• **Exercise description**
The records underneath are to be repeated exactly, with the pictures left out.

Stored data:
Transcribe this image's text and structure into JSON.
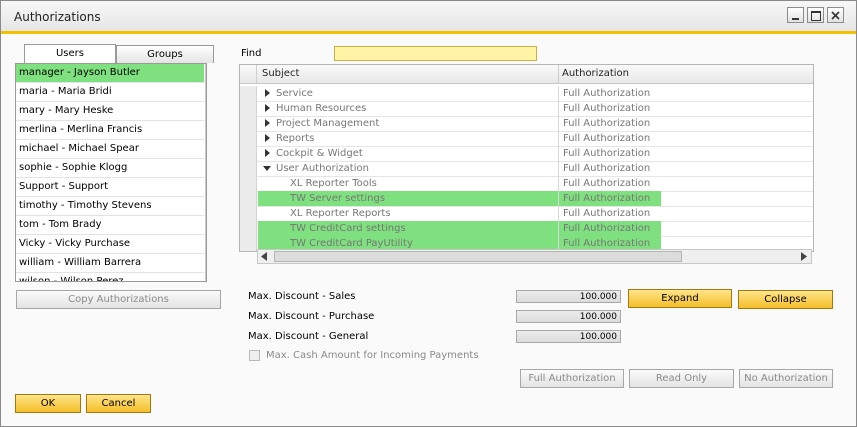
{
  "window": {
    "title": "Authorizations"
  },
  "tabs": {
    "users": "Users",
    "groups": "Groups"
  },
  "users": [
    "manager - Jayson Butler",
    "maria - Maria Bridi",
    "mary - Mary Heske",
    "merlina - Merlina Francis",
    "michael - Michael Spear",
    "sophie - Sophie Klogg",
    "Support - Support",
    "timothy - Timothy Stevens",
    "tom - Tom Brady",
    "Vicky - Vicky Purchase",
    "william - William Barrera",
    "wilson - Wilson Perez"
  ],
  "copy_auth_label": "Copy Authorizations",
  "find": {
    "label": "Find",
    "value": ""
  },
  "grid": {
    "headers": {
      "subject": "Subject",
      "authorization": "Authorization"
    },
    "rows": [
      {
        "subject": "Service",
        "auth": "Full Authorization",
        "level": 0,
        "state": "collapsed",
        "highlight": false
      },
      {
        "subject": "Human Resources",
        "auth": "Full Authorization",
        "level": 0,
        "state": "collapsed",
        "highlight": false
      },
      {
        "subject": "Project Management",
        "auth": "Full Authorization",
        "level": 0,
        "state": "collapsed",
        "highlight": false
      },
      {
        "subject": "Reports",
        "auth": "Full Authorization",
        "level": 0,
        "state": "collapsed",
        "highlight": false
      },
      {
        "subject": "Cockpit & Widget",
        "auth": "Full Authorization",
        "level": 0,
        "state": "collapsed",
        "highlight": false
      },
      {
        "subject": "User Authorization",
        "auth": "Full Authorization",
        "level": 0,
        "state": "expanded",
        "highlight": false
      },
      {
        "subject": "XL Reporter Tools",
        "auth": "Full Authorization",
        "level": 1,
        "state": "leaf",
        "highlight": false
      },
      {
        "subject": "TW Server settings",
        "auth": "Full Authorization",
        "level": 1,
        "state": "leaf",
        "highlight": true
      },
      {
        "subject": "XL Reporter Reports",
        "auth": "Full Authorization",
        "level": 1,
        "state": "leaf",
        "highlight": false
      },
      {
        "subject": "TW CreditCard settings",
        "auth": "Full Authorization",
        "level": 1,
        "state": "leaf",
        "highlight": true
      },
      {
        "subject": "TW CreditCard PayUtility",
        "auth": "Full Authorization",
        "level": 1,
        "state": "leaf",
        "highlight": true
      }
    ]
  },
  "discounts": {
    "sales_label": "Max. Discount - Sales",
    "sales_value": "100.000",
    "purchase_label": "Max. Discount - Purchase",
    "purchase_value": "100.000",
    "general_label": "Max. Discount - General",
    "general_value": "100.000"
  },
  "buttons": {
    "expand": "Expand",
    "collapse": "Collapse",
    "full_auth": "Full Authorization",
    "read_only": "Read Only",
    "no_auth": "No Authorization",
    "ok": "OK",
    "cancel": "Cancel"
  },
  "cash_checkbox_label": "Max. Cash Amount for Incoming Payments",
  "colors": {
    "accent": "#f2c200",
    "highlight": "#7fe07f",
    "find_bg": "#fff3a6"
  }
}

• **Exercise output**
Transcribe this image's text and structure into JSON.
{
  "window": {
    "title": "Authorizations"
  },
  "tabs": {
    "users": "Users",
    "groups": "Groups"
  },
  "users": [
    "manager - Jayson Butler",
    "maria - Maria Bridi",
    "mary - Mary Heske",
    "merlina - Merlina Francis",
    "michael - Michael Spear",
    "sophie - Sophie Klogg",
    "Support - Support",
    "timothy - Timothy Stevens",
    "tom - Tom Brady",
    "Vicky - Vicky Purchase",
    "william - William Barrera",
    "wilson - Wilson Perez"
  ],
  "copy_auth_label": "Copy Authorizations",
  "find": {
    "label": "Find",
    "value": ""
  },
  "grid": {
    "headers": {
      "subject": "Subject",
      "authorization": "Authorization"
    },
    "rows": [
      {
        "subject": "Service",
        "auth": "Full Authorization",
        "level": 0,
        "state": "collapsed",
        "highlight": false
      },
      {
        "subject": "Human Resources",
        "auth": "Full Authorization",
        "level": 0,
        "state": "collapsed",
        "highlight": false
      },
      {
        "subject": "Project Management",
        "auth": "Full Authorization",
        "level": 0,
        "state": "collapsed",
        "highlight": false
      },
      {
        "subject": "Reports",
        "auth": "Full Authorization",
        "level": 0,
        "state": "collapsed",
        "highlight": false
      },
      {
        "subject": "Cockpit & Widget",
        "auth": "Full Authorization",
        "level": 0,
        "state": "collapsed",
        "highlight": false
      },
      {
        "subject": "User Authorization",
        "auth": "Full Authorization",
        "level": 0,
        "state": "expanded",
        "highlight": false
      },
      {
        "subject": "XL Reporter Tools",
        "auth": "Full Authorization",
        "level": 1,
        "state": "leaf",
        "highlight": false
      },
      {
        "subject": "TW Server settings",
        "auth": "Full Authorization",
        "level": 1,
        "state": "leaf",
        "highlight": true
      },
      {
        "subject": "XL Reporter Reports",
        "auth": "Full Authorization",
        "level": 1,
        "state": "leaf",
        "highlight": false
      },
      {
        "subject": "TW CreditCard settings",
        "auth": "Full Authorization",
        "level": 1,
        "state": "leaf",
        "highlight": true
      },
      {
        "subject": "TW CreditCard PayUtility",
        "auth": "Full Authorization",
        "level": 1,
        "state": "leaf",
        "highlight": true
      }
    ]
  },
  "discounts": {
    "sales_label": "Max. Discount - Sales",
    "sales_value": "100.000",
    "purchase_label": "Max. Discount - Purchase",
    "purchase_value": "100.000",
    "general_label": "Max. Discount - General",
    "general_value": "100.000"
  },
  "buttons": {
    "expand": "Expand",
    "collapse": "Collapse",
    "full_auth": "Full Authorization",
    "read_only": "Read Only",
    "no_auth": "No Authorization",
    "ok": "OK",
    "cancel": "Cancel"
  },
  "cash_checkbox_label": "Max. Cash Amount for Incoming Payments",
  "colors": {
    "accent": "#f2c200",
    "highlight": "#7fe07f",
    "find_bg": "#fff3a6"
  }
}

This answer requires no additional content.